Written instruction:
Reproduce every entry exactly as shown.

====

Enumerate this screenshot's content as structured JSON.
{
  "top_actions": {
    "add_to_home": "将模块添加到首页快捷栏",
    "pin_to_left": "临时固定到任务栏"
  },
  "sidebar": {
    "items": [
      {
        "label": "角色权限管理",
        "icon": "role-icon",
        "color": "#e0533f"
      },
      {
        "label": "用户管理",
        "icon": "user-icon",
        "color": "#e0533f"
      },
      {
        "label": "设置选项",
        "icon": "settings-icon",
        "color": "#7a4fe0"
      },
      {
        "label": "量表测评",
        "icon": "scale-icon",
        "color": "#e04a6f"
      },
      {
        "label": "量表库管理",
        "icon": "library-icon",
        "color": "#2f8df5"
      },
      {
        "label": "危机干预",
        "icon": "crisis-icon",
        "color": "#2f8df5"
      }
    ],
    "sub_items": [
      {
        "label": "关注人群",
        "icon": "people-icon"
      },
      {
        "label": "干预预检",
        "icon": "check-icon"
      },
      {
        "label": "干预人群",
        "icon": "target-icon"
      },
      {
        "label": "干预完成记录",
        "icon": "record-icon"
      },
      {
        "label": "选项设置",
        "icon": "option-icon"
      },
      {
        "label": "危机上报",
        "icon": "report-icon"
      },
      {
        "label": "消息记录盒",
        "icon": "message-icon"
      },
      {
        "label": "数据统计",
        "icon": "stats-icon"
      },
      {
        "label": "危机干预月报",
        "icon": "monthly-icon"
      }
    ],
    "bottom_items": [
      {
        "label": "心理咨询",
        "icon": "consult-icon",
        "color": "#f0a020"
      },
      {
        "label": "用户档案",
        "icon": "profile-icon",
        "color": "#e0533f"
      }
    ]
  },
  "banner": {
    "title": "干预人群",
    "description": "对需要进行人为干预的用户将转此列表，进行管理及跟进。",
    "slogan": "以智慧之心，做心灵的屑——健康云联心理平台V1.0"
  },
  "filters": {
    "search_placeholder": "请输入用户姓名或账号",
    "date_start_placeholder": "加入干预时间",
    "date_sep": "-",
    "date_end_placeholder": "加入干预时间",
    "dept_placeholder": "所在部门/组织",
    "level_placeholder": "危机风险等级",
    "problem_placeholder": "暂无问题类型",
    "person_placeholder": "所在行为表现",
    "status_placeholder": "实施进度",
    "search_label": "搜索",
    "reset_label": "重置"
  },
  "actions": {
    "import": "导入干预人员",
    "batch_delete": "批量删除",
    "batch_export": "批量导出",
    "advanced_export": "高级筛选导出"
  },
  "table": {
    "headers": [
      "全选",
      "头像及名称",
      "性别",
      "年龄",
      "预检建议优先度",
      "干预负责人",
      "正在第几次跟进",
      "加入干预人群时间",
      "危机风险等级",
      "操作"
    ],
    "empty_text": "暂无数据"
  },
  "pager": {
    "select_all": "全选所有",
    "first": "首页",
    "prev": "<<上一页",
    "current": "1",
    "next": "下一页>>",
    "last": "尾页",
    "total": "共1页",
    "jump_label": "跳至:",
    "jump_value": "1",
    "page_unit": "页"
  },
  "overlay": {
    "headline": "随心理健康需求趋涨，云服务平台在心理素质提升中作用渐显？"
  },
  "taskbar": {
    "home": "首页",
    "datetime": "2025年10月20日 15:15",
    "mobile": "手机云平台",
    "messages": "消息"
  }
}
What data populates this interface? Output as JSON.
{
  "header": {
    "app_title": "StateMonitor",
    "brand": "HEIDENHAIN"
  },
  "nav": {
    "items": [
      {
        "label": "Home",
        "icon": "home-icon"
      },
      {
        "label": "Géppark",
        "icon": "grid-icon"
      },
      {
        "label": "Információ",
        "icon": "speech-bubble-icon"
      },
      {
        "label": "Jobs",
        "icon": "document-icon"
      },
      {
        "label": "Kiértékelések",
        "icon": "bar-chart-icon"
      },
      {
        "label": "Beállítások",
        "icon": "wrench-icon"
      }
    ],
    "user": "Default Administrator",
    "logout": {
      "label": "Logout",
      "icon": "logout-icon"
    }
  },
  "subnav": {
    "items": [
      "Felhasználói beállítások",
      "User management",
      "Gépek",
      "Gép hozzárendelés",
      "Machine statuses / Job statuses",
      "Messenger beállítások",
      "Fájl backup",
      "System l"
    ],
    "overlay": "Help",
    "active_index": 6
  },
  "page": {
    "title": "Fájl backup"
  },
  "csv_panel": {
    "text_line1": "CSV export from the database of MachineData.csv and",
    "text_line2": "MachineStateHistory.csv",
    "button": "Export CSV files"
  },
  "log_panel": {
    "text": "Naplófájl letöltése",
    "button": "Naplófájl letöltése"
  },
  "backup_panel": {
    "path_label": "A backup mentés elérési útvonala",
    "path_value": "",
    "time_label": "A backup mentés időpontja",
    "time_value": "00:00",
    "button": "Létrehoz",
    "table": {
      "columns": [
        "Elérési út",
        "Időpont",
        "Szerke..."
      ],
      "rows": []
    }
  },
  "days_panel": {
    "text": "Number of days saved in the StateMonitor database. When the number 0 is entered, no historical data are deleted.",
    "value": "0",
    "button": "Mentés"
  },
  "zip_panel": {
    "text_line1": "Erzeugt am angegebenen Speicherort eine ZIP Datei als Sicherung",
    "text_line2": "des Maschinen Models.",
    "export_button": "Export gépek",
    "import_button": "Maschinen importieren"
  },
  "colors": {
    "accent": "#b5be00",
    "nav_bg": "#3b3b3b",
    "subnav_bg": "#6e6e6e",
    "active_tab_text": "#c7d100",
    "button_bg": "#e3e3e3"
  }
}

====

Output for this exercise:
Enumerate this screenshot's content as structured JSON.
{
  "top_actions": {
    "add_to_home": "将模块添加到首页快捷栏",
    "pin_to_left": "临时固定到任务栏"
  },
  "sidebar": {
    "items": [
      {
        "label": "角色权限管理",
        "icon": "role-icon",
        "color": "#e0533f"
      },
      {
        "label": "用户管理",
        "icon": "user-icon",
        "color": "#e0533f"
      },
      {
        "label": "设置选项",
        "icon": "settings-icon",
        "color": "#7a4fe0"
      },
      {
        "label": "量表测评",
        "icon": "scale-icon",
        "color": "#e04a6f"
      },
      {
        "label": "量表库管理",
        "icon": "library-icon",
        "color": "#2f8df5"
      },
      {
        "label": "危机干预",
        "icon": "crisis-icon",
        "color": "#2f8df5"
      }
    ],
    "sub_items": [
      {
        "label": "关注人群",
        "icon": "people-icon"
      },
      {
        "label": "干预预检",
        "icon": "check-icon"
      },
      {
        "label": "干预人群",
        "icon": "target-icon"
      },
      {
        "label": "干预完成记录",
        "icon": "record-icon"
      },
      {
        "label": "选项设置",
        "icon": "option-icon"
      },
      {
        "label": "危机上报",
        "icon": "report-icon"
      },
      {
        "label": "消息记录盒",
        "icon": "message-icon"
      },
      {
        "label": "数据统计",
        "icon": "stats-icon"
      },
      {
        "label": "危机干预月报",
        "icon": "monthly-icon"
      }
    ],
    "bottom_items": [
      {
        "label": "心理咨询",
        "icon": "consult-icon",
        "color": "#f0a020"
      },
      {
        "label": "用户档案",
        "icon": "profile-icon",
        "color": "#e0533f"
      }
    ]
  },
  "banner": {
    "title": "干预人群",
    "description": "对需要进行人为干预的用户将转此列表，进行管理及跟进。",
    "slogan": "以智慧之心，做心灵的屑——健康云联心理平台V1.0"
  },
  "filters": {
    "search_placeholder": "请输入用户姓名或账号",
    "date_start_placeholder": "加入干预时间",
    "date_sep": "-",
    "date_end_placeholder": "加入干预时间",
    "dept_placeholder": "所在部门/组织",
    "level_placeholder": "危机风险等级",
    "problem_placeholder": "暂无问题类型",
    "person_placeholder": "所在行为表现",
    "status_placeholder": "实施进度",
    "search_label": "搜索",
    "reset_label": "重置"
  },
  "actions": {
    "import": "导入干预人员",
    "batch_delete": "批量删除",
    "batch_export": "批量导出",
    "advanced_export": "高级筛选导出"
  },
  "table": {
    "headers": [
      "全选",
      "头像及名称",
      "性别",
      "年龄",
      "预检建议优先度",
      "干预负责人",
      "正在第几次跟进",
      "加入干预人群时间",
      "危机风险等级",
      "操作"
    ],
    "empty_text": "暂无数据"
  },
  "pager": {
    "select_all": "全选所有",
    "first": "首页",
    "prev": "<<上一页",
    "current": "1",
    "next": "下一页>>",
    "last": "尾页",
    "total": "共1页",
    "jump_label": "跳至:",
    "jump_value": "1",
    "page_unit": "页"
  },
  "overlay": {
    "headline": "随心理健康需求趋涨，云服务平台在心理素质提升中作用渐显？"
  },
  "taskbar": {
    "home": "首页",
    "datetime": "2025年10月20日 15:15",
    "mobile": "手机云平台",
    "messages": "消息"
  }
}
What data populates this interface? Output as JSON.
{
  "header": {
    "app_title": "StateMonitor",
    "brand": "HEIDENHAIN"
  },
  "nav": {
    "items": [
      {
        "label": "Home",
        "icon": "home-icon"
      },
      {
        "label": "Géppark",
        "icon": "grid-icon"
      },
      {
        "label": "Információ",
        "icon": "speech-bubble-icon"
      },
      {
        "label": "Jobs",
        "icon": "document-icon"
      },
      {
        "label": "Kiértékelések",
        "icon": "bar-chart-icon"
      },
      {
        "label": "Beállítások",
        "icon": "wrench-icon"
      }
    ],
    "user": "Default Administrator",
    "logout": {
      "label": "Logout",
      "icon": "logout-icon"
    }
  },
  "subnav": {
    "items": [
      "Felhasználói beállítások",
      "User management",
      "Gépek",
      "Gép hozzárendelés",
      "Machine statuses / Job statuses",
      "Messenger beállítások",
      "Fájl backup",
      "System l"
    ],
    "overlay": "Help",
    "active_index": 6
  },
  "page": {
    "title": "Fájl backup"
  },
  "csv_panel": {
    "text_line1": "CSV export from the database of MachineData.csv and",
    "text_line2": "MachineStateHistory.csv",
    "button": "Export CSV files"
  },
  "log_panel": {
    "text": "Naplófájl letöltése",
    "button": "Naplófájl letöltése"
  },
  "backup_panel": {
    "path_label": "A backup mentés elérési útvonala",
    "path_value": "",
    "time_label": "A backup mentés időpontja",
    "time_value": "00:00",
    "button": "Létrehoz",
    "table": {
      "columns": [
        "Elérési út",
        "Időpont",
        "Szerke..."
      ],
      "rows": []
    }
  },
  "days_panel": {
    "text": "Number of days saved in the StateMonitor database. When the number 0 is entered, no historical data are deleted.",
    "value": "0",
    "button": "Mentés"
  },
  "zip_panel": {
    "text_line1": "Erzeugt am angegebenen Speicherort eine ZIP Datei als Sicherung",
    "text_line2": "des Maschinen Models.",
    "export_button": "Export gépek",
    "import_button": "Maschinen importieren"
  },
  "colors": {
    "accent": "#b5be00",
    "nav_bg": "#3b3b3b",
    "subnav_bg": "#6e6e6e",
    "active_tab_text": "#c7d100",
    "button_bg": "#e3e3e3"
  }
}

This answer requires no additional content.